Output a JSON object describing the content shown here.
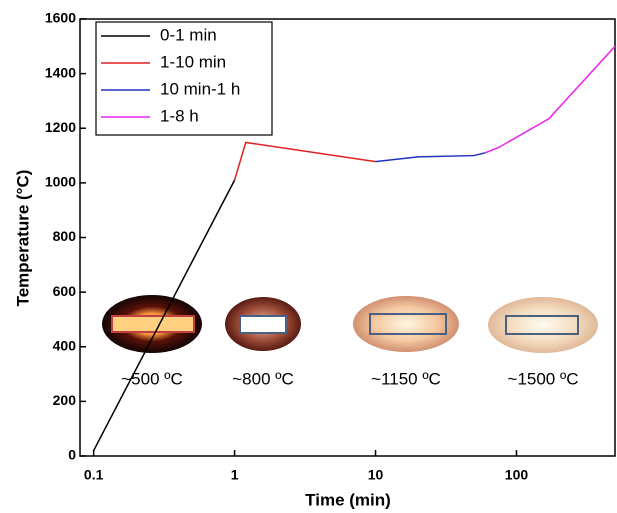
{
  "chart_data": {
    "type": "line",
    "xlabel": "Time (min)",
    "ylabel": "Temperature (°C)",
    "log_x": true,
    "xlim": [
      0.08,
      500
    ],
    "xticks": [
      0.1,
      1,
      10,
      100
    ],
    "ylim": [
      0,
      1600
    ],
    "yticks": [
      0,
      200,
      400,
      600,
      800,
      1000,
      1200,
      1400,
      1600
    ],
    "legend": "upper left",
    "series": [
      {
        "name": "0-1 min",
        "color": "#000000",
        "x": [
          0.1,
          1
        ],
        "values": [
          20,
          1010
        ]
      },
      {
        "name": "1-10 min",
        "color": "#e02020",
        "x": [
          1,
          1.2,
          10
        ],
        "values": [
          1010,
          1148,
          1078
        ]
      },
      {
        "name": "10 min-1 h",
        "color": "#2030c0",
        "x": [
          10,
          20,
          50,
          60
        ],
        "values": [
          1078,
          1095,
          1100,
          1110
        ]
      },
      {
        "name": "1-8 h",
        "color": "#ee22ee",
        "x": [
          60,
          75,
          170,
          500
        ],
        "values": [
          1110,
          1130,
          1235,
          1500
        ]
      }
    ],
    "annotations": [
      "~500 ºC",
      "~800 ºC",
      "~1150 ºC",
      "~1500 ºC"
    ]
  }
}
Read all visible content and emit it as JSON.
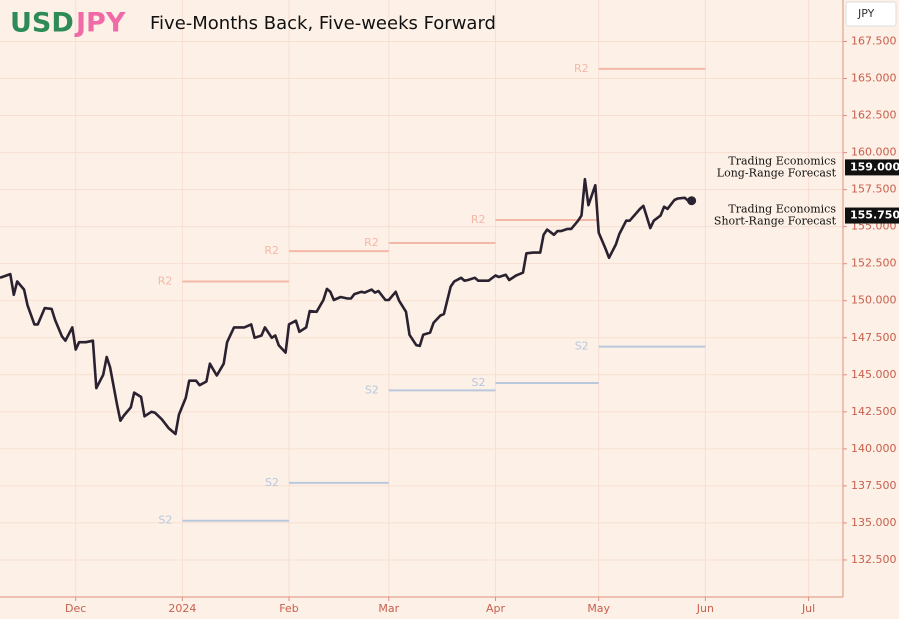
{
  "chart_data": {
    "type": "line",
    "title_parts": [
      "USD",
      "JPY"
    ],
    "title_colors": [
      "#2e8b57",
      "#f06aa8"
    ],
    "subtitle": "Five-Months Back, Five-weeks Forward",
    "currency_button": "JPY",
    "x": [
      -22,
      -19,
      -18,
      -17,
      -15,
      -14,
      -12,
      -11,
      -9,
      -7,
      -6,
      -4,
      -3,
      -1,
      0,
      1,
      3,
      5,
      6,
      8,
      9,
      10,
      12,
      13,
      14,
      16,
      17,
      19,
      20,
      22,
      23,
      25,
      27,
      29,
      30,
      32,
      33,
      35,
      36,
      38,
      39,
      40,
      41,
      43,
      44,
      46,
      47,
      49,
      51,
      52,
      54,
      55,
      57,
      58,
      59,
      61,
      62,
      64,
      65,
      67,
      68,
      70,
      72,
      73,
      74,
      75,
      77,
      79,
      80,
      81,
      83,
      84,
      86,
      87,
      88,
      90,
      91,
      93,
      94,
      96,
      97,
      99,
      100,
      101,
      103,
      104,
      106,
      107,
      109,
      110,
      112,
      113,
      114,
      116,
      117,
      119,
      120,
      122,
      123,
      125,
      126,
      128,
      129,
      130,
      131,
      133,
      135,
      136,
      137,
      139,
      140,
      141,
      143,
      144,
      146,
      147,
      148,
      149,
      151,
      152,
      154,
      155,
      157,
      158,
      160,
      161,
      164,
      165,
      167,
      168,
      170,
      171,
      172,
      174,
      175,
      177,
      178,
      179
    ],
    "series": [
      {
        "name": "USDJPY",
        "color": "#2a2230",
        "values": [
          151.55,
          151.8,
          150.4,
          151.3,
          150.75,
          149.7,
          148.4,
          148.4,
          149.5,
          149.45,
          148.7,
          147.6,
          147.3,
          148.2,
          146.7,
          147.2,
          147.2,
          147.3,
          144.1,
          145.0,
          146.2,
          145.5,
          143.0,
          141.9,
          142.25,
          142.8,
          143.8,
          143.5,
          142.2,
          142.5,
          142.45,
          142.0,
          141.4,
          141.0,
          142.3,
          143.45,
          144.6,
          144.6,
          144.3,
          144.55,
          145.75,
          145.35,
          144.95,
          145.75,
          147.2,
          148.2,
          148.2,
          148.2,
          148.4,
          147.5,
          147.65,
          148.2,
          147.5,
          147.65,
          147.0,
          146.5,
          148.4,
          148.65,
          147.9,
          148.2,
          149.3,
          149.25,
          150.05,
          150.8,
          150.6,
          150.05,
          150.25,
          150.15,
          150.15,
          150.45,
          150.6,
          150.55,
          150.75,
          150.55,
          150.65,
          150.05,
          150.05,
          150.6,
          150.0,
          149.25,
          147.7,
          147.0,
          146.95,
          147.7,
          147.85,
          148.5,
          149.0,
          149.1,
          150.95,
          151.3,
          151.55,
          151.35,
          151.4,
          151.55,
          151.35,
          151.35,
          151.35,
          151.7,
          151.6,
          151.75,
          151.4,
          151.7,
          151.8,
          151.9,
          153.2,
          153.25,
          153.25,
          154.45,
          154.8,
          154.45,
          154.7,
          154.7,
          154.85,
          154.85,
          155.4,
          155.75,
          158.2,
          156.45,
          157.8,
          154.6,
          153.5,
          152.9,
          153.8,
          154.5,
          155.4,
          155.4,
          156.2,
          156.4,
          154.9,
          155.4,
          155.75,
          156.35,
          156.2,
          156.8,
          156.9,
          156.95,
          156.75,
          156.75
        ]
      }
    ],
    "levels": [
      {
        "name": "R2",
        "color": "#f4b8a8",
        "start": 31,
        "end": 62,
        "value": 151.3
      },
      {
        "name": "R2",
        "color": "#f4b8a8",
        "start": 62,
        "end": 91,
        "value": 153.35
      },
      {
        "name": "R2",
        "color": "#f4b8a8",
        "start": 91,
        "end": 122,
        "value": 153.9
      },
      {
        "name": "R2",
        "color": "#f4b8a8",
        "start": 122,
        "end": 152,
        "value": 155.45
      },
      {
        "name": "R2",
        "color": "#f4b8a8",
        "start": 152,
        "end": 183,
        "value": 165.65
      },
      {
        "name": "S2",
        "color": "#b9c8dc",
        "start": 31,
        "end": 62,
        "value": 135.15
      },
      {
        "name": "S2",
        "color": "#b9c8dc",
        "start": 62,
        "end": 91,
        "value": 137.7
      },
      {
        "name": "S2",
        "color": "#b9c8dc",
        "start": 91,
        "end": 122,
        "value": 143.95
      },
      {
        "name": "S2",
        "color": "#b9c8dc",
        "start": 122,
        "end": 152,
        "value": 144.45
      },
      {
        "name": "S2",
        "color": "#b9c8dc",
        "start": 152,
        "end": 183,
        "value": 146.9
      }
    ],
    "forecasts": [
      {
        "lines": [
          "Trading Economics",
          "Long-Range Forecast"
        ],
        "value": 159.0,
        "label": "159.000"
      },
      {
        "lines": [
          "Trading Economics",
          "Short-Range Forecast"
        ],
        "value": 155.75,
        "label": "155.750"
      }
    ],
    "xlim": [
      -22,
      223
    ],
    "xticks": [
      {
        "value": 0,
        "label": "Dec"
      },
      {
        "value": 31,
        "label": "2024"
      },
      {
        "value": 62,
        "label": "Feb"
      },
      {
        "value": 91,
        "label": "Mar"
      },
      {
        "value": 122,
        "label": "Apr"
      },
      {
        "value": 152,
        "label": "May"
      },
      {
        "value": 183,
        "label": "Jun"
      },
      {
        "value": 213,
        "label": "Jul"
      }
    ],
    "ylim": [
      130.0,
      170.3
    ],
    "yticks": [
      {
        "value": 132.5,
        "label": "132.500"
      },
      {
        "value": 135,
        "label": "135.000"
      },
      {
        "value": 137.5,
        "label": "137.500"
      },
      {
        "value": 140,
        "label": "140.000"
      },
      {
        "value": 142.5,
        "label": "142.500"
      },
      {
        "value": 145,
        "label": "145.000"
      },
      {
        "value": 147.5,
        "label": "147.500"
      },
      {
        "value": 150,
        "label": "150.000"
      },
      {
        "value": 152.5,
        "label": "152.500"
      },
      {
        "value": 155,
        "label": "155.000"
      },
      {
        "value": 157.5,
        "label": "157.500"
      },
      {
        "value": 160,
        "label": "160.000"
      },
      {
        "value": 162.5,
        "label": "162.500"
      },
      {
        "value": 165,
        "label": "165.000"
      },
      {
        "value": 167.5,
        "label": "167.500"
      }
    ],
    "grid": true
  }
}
○ ○ ○ ○
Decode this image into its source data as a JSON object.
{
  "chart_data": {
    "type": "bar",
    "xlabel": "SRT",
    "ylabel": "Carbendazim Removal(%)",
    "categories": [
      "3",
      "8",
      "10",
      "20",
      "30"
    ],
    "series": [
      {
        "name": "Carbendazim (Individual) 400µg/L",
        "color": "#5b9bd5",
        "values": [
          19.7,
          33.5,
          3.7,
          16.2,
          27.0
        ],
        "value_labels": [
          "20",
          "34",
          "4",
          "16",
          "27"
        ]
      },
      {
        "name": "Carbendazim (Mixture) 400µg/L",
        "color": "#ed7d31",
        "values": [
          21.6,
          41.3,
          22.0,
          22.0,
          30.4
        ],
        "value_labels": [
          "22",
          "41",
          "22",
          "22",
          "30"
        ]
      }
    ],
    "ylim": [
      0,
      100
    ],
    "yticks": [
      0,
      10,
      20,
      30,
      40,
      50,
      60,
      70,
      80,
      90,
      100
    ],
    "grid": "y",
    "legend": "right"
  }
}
○ ○ ○ ○
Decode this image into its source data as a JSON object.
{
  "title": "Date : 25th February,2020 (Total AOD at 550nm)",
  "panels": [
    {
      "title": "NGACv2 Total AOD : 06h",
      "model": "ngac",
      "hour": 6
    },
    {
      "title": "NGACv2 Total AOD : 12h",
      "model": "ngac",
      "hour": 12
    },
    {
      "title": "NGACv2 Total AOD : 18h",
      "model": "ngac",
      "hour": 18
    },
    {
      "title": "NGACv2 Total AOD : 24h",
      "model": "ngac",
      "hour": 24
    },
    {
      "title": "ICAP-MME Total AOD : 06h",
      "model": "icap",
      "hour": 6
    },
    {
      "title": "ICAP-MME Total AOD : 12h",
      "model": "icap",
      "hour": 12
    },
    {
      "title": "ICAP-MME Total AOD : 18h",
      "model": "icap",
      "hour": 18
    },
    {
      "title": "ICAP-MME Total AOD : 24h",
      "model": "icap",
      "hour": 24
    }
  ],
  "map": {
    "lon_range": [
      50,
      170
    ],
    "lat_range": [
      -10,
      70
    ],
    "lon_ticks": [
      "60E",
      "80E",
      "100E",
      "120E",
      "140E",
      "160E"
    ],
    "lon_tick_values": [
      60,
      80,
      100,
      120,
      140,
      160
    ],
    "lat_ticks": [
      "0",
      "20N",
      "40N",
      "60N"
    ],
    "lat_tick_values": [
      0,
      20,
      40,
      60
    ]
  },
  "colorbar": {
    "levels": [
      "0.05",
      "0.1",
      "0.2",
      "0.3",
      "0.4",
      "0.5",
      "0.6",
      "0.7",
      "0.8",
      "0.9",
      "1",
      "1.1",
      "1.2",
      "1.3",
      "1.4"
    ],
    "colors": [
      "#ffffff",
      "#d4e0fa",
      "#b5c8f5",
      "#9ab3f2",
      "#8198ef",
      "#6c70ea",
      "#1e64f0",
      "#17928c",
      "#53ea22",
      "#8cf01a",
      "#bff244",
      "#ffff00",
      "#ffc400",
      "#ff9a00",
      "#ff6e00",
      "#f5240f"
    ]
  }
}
○ ○ ○ ○
### SHORT PROBLEM
Each line in the listing above that contains "Carbendazim" should be copied.

### RESPONSE FOR THIS EXERCISE
    "ylabel": "Carbendazim Removal(%)",
        "name": "Carbendazim (Individual) 400µg/L",
        "name": "Carbendazim (Mixture) 400µg/L",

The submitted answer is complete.